==== Provided information
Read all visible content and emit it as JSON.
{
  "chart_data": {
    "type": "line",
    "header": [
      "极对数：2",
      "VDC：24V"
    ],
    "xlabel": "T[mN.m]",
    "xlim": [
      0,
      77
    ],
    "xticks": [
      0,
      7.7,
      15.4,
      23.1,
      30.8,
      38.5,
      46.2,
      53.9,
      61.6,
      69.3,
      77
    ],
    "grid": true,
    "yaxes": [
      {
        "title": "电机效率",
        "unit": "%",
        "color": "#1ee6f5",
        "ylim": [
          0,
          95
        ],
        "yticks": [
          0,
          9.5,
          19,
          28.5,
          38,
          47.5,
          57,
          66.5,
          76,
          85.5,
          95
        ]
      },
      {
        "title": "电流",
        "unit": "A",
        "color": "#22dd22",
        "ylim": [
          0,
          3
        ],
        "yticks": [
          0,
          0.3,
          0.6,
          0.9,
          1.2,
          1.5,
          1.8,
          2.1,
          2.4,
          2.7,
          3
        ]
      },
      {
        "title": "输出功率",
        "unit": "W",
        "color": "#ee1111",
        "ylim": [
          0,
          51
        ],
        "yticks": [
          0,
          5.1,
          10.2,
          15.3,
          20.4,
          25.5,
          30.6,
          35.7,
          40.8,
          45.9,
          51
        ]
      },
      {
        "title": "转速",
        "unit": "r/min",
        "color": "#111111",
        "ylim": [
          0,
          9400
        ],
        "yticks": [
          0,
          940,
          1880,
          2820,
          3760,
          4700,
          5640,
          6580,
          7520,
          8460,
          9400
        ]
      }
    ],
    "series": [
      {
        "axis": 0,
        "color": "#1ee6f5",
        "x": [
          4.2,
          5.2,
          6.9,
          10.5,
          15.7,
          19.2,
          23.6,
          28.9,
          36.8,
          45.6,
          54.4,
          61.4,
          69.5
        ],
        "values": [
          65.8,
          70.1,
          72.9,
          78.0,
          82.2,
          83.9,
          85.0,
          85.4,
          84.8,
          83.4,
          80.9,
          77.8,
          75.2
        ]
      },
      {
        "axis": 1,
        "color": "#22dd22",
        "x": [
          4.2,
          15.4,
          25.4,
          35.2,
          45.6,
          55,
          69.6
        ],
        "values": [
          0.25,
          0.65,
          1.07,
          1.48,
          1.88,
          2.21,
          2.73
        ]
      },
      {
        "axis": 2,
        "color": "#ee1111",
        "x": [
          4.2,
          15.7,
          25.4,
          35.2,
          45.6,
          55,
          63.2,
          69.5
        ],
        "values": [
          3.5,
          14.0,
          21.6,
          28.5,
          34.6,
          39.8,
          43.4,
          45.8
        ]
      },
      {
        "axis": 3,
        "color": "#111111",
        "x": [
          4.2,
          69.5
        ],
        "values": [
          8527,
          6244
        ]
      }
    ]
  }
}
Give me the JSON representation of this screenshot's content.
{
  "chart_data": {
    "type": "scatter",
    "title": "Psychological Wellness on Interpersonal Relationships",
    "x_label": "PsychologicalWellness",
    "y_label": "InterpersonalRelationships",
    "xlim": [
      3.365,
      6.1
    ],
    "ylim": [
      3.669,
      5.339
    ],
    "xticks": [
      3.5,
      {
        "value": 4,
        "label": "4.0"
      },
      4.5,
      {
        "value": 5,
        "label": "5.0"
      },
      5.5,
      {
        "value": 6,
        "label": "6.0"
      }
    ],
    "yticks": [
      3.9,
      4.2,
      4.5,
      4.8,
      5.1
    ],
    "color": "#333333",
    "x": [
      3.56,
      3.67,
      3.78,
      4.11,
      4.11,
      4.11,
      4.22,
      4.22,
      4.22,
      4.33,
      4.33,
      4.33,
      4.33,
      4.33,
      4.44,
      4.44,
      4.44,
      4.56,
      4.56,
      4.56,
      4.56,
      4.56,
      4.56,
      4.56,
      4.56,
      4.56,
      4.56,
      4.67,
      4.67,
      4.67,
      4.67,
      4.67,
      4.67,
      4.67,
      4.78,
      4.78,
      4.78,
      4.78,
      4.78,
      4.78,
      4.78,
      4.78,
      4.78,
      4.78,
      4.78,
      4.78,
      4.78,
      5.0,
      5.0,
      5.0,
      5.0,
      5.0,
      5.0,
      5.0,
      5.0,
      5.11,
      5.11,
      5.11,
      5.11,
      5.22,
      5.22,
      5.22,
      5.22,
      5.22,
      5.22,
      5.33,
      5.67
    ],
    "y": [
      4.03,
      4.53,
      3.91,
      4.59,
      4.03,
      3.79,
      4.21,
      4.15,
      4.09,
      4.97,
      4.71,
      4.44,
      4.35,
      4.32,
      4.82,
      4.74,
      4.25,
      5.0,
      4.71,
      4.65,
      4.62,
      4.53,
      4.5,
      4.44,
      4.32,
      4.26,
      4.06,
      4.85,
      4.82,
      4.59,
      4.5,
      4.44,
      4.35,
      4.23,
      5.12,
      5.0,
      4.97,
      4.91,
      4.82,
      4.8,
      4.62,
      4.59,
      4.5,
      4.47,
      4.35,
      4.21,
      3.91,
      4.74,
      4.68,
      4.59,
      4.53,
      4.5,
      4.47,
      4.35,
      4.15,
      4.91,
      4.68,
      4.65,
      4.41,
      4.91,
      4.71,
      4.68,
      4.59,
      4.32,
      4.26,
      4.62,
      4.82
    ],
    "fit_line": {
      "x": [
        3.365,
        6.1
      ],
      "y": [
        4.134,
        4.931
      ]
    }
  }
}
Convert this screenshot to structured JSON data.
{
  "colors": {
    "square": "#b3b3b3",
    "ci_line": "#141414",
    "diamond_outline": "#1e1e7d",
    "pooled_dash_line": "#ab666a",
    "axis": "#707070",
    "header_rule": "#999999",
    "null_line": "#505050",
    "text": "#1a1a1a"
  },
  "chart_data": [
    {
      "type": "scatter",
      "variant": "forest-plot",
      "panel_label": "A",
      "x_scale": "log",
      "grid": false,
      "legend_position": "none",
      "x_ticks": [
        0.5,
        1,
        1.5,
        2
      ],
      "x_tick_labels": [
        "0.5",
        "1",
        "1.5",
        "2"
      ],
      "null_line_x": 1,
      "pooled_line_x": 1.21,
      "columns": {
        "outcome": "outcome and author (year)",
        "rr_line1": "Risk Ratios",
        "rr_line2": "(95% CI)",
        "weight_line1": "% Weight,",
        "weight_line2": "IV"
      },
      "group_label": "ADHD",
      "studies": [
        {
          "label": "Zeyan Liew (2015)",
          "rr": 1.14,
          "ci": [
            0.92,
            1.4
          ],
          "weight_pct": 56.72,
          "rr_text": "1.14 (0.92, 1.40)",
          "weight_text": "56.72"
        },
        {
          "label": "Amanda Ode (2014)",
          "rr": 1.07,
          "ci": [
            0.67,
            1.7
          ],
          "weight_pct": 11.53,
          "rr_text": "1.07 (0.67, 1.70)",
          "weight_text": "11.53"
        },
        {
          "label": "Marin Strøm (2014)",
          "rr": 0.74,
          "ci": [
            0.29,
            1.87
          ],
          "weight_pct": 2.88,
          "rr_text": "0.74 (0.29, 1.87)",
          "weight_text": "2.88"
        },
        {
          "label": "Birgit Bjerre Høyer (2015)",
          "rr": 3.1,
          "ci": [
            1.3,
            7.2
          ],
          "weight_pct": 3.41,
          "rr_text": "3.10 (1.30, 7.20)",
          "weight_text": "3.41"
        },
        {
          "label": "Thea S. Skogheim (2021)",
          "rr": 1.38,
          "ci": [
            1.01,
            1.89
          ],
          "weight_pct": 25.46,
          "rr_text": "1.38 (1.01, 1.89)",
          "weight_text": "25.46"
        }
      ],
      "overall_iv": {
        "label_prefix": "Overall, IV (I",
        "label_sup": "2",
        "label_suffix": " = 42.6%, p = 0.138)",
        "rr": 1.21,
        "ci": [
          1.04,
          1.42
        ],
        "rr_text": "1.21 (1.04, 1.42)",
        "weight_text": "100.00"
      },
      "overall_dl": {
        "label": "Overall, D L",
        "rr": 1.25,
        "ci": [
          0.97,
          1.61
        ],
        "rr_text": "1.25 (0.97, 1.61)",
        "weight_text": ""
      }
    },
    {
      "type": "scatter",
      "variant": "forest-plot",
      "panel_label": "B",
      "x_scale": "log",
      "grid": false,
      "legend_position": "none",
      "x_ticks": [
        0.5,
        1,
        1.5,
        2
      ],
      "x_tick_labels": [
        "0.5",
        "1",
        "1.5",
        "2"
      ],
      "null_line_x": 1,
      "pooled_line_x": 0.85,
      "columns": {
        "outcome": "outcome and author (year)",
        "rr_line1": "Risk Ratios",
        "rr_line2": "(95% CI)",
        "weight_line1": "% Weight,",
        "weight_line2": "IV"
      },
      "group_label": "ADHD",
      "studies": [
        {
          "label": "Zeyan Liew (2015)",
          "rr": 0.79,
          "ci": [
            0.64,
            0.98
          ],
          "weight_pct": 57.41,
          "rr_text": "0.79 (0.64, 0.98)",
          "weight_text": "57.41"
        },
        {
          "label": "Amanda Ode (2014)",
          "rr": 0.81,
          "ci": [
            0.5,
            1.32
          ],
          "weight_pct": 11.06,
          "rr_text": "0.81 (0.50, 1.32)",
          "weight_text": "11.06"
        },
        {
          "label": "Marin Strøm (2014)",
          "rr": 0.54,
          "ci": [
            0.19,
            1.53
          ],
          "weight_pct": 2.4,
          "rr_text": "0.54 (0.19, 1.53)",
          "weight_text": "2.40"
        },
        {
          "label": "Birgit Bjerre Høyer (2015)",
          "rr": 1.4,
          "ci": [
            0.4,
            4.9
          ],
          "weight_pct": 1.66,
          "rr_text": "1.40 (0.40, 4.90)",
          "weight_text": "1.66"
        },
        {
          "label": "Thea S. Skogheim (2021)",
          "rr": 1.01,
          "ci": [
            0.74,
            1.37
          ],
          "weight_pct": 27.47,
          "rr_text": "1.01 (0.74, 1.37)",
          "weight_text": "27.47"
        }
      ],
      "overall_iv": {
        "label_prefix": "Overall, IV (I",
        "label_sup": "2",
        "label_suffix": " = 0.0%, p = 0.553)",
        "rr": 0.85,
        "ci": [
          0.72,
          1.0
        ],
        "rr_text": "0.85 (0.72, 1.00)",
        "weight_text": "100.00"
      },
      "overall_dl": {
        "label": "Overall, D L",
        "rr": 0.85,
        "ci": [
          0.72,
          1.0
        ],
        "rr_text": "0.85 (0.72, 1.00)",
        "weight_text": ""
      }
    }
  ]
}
========
§ **Set task**
Find each line that has the word "axis", then copy it out.

§ **Final result**
        "axis": 0,
        "axis": 1,
        "axis": 2,
        "axis": 3,
    "axis": "#707070",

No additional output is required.